## START INPUT

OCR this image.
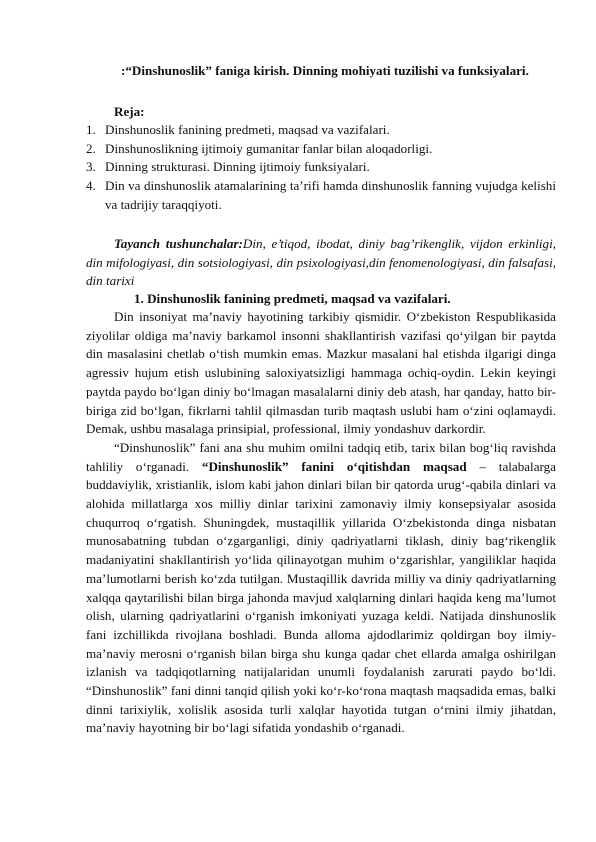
:“Dinshunoslik” faniga kirish. Dinning mohiyati tuzilishi va funksiyalari.
Reja:
1. Dinshunoslik fanining predmeti, maqsad va vazifalari.
2. Dinshunoslikning ijtimoiy gumanitar fanlar bilan aloqadorligi.
3. Dinning strukturasi. Dinning ijtimoiy funksiyalari.
4. Din va dinshunoslik atamalarining ta’rifi hamda dinshunoslik fanning vujudga kelishi va tadrijiy taraqqiyoti.
Tayanch tushunchalar:Din, e’tiqod, ibodat, diniy bag’rikenglik, vijdon erkinligi, din mifologiyasi, din sotsiologiyasi, din psixologiyasi,din fenomenologiyasi, din falsafasi, din tarixi
1. Dinshunoslik fanining predmeti, maqsad va vazifalari.

Din insoniyat ma’naviy hayotining tarkibiy qismidir. O‘zbekiston Respublikasida ziyolilar oldiga ma’naviy barkamol insonni shakllantirish vazifasi qo‘yilgan bir paytda din masalasini chetlab o‘tish mumkin emas. Mazkur masalani hal etishda ilgarigi dinga agressiv hujum etish uslubining saloxiyatsizligi hammaga ochiq-oydin. Lekin keyingi paytda paydo bo‘lgan diniy bo‘lmagan masalalarni diniy deb atash, har qanday, hatto bir-biriga zid bo‘lgan, fikrlarni tahlil qilmasdan turib maqtash uslubi ham o‘zini oqlamaydi. Demak, ushbu masalaga prinsipial, professional, ilmiy yondashuv darkordir.

“Dinshunoslik” fani ana shu muhim omilni tadqiq etib, tarix bilan bog‘liq ravishda tahliliy o‘rganadi. “Dinshunoslik” fanini o‘qitishdan maqsad – talabalarga buddaviylik, xristianlik, islom kabi jahon dinlari bilan bir qatorda urug‘-qabila dinlari va alohida millatlarga xos milliy dinlar tarixini zamonaviy ilmiy konsepsiyalar asosida chuqurroq o‘rgatish. Shuningdek, mustaqillik yillarida O‘zbekistonda dinga nisbatan munosabatning tubdan o‘zgarganligi, diniy qadriyatlarni tiklash, diniy bag‘rikenglik madaniyatini shakllantirish yo‘lida qilinayotgan muhim o‘zgarishlar, yangiliklar haqida ma’lumotlarni berish ko‘zda tutilgan. Mustaqillik davrida milliy va diniy qadriyatlarning xalqqa qaytarilishi bilan birga jahonda mavjud xalqlarning dinlari haqida keng ma’lumot olish, ularning qadriyatlarini o‘rganish imkoniyati yuzaga keldi. Natijada dinshunoslik fani izchillikda rivojlana boshladi. Bunda alloma ajdodlarimiz qoldirgan boy ilmiy-ma’naviy merosni o‘rganish bilan birga shu kunga qadar chet ellarda amalga oshirilgan izlanish va tadqiqotlarning natijalaridan unumli foydalanish zarurati paydo bo‘ldi. “Dinshunoslik” fani dinni tanqid qilish yoki ko‘r-ko‘rona maqtash maqsadida emas, balki dinni tarixiylik, xolislik asosida turli xalqlar hayotida tutgan o‘rnini ilmiy jihatdan, ma’naviy hayotning bir bo‘lagi sifatida yondashib o‘rganadi.
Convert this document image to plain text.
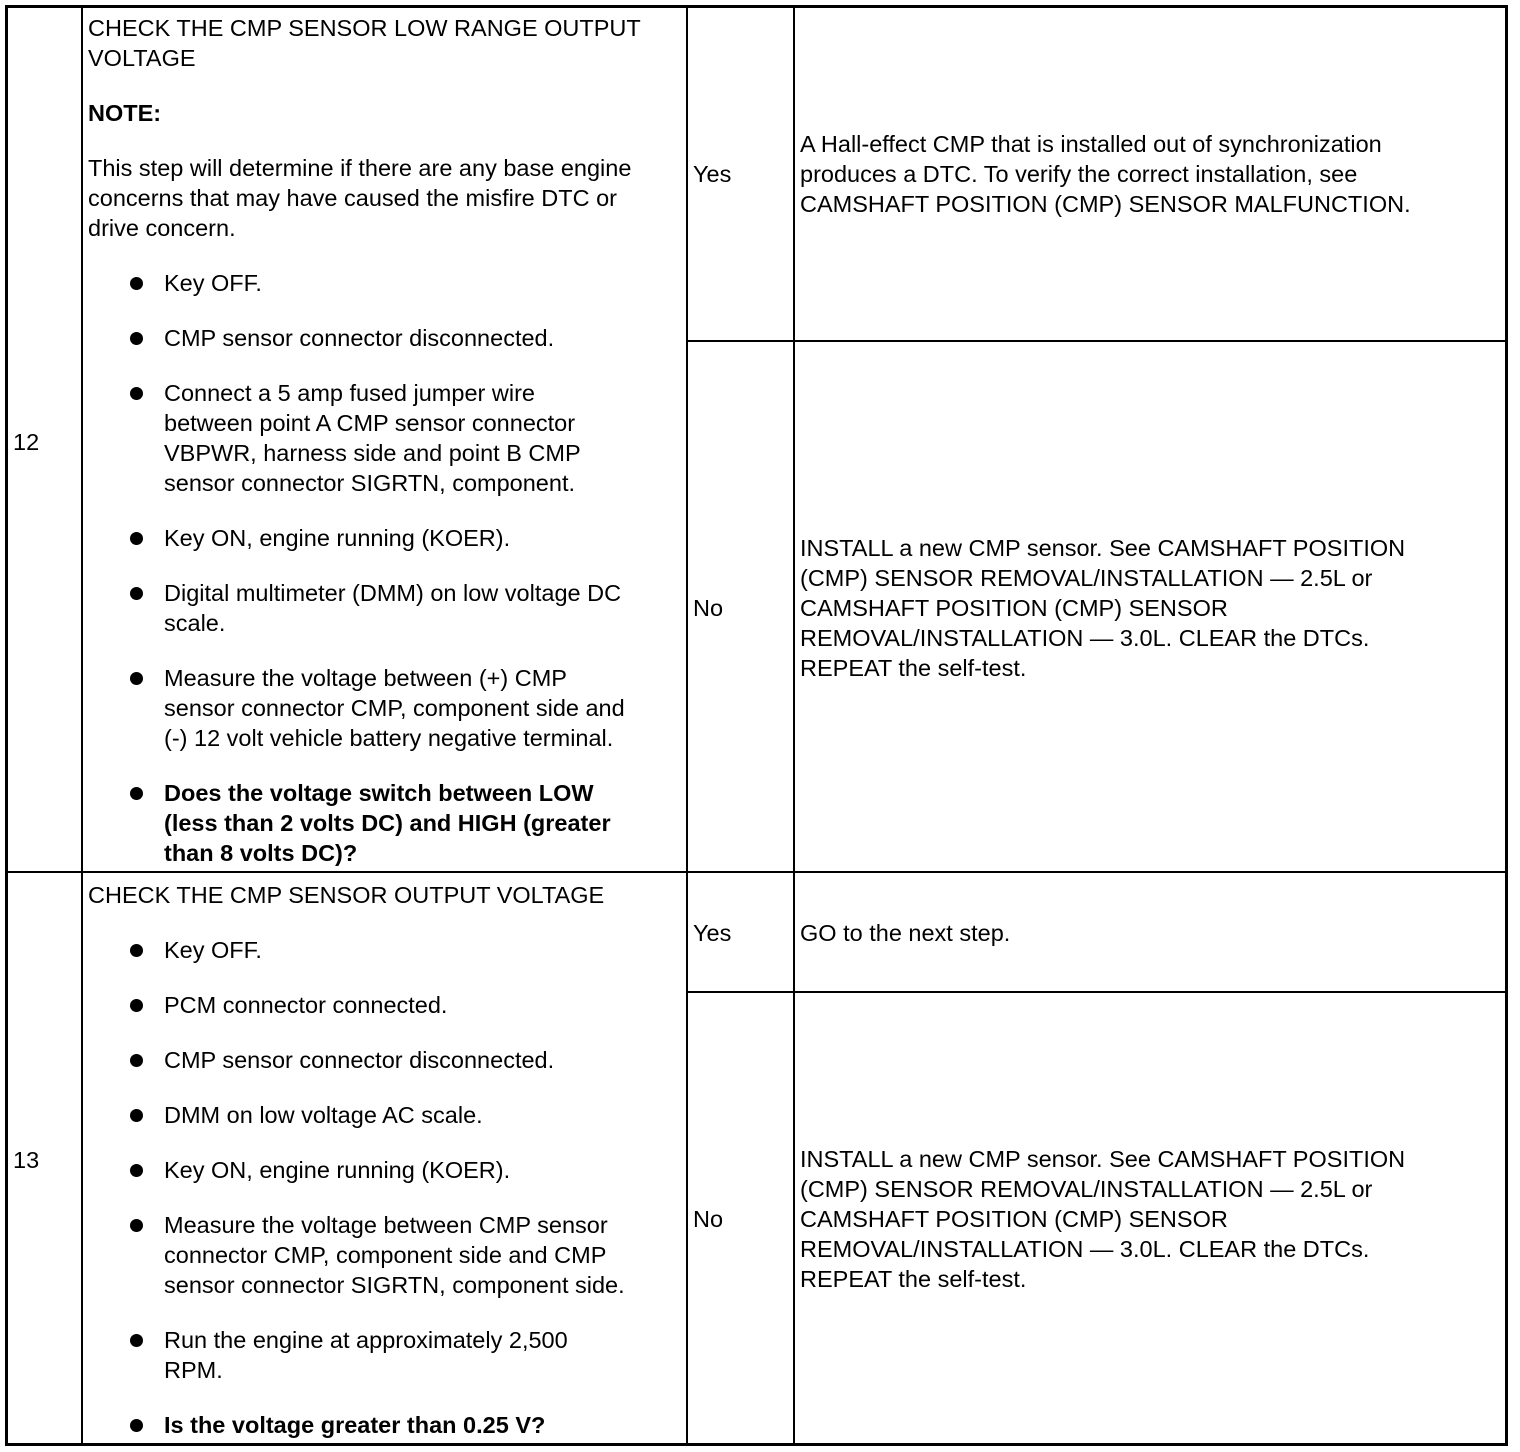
12
CHECK THE CMP SENSOR LOW RANGE OUTPUT
VOLTAGE
NOTE:
This step will determine if there are any base engine
concerns that may have caused the misfire DTC or
drive concern.
Key OFF.
CMP sensor connector disconnected.
Connect a 5 amp fused jumper wire
between point A CMP sensor connector
VBPWR, harness side and point B CMP
sensor connector SIGRTN, component.
Key ON, engine running (KOER).
Digital multimeter (DMM) on low voltage DC
scale.
Measure the voltage between (+) CMP
sensor connector CMP, component side and
(-) 12 volt vehicle battery negative terminal.
Does the voltage switch between LOW
(less than 2 volts DC) and HIGH (greater
than 8 volts DC)?
Yes
A Hall-effect CMP that is installed out of synchronization
produces a DTC. To verify the correct installation, see
CAMSHAFT POSITION (CMP) SENSOR MALFUNCTION.
No
INSTALL a new CMP sensor. See CAMSHAFT POSITION
(CMP) SENSOR REMOVAL/INSTALLATION — 2.5L or
CAMSHAFT POSITION (CMP) SENSOR
REMOVAL/INSTALLATION — 3.0L. CLEAR the DTCs.
REPEAT the self-test.
13
CHECK THE CMP SENSOR OUTPUT VOLTAGE
Key OFF.
PCM connector connected.
CMP sensor connector disconnected.
DMM on low voltage AC scale.
Key ON, engine running (KOER).
Measure the voltage between CMP sensor
connector CMP, component side and CMP
sensor connector SIGRTN, component side.
Run the engine at approximately 2,500
RPM.
Is the voltage greater than 0.25 V?
Yes	GO to the next step.
No
INSTALL a new CMP sensor. See CAMSHAFT POSITION
(CMP) SENSOR REMOVAL/INSTALLATION — 2.5L or
CAMSHAFT POSITION (CMP) SENSOR
REMOVAL/INSTALLATION — 3.0L. CLEAR the DTCs.
REPEAT the self-test.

## END INPUT

## PROBLEM
In the entries above, find every line holding the word "than" and copy it out.

## CORRECT RESPONSE
(less than 2 volts DC) and HIGH (greater
than 8 volts DC)?
Is the voltage greater than 0.25 V?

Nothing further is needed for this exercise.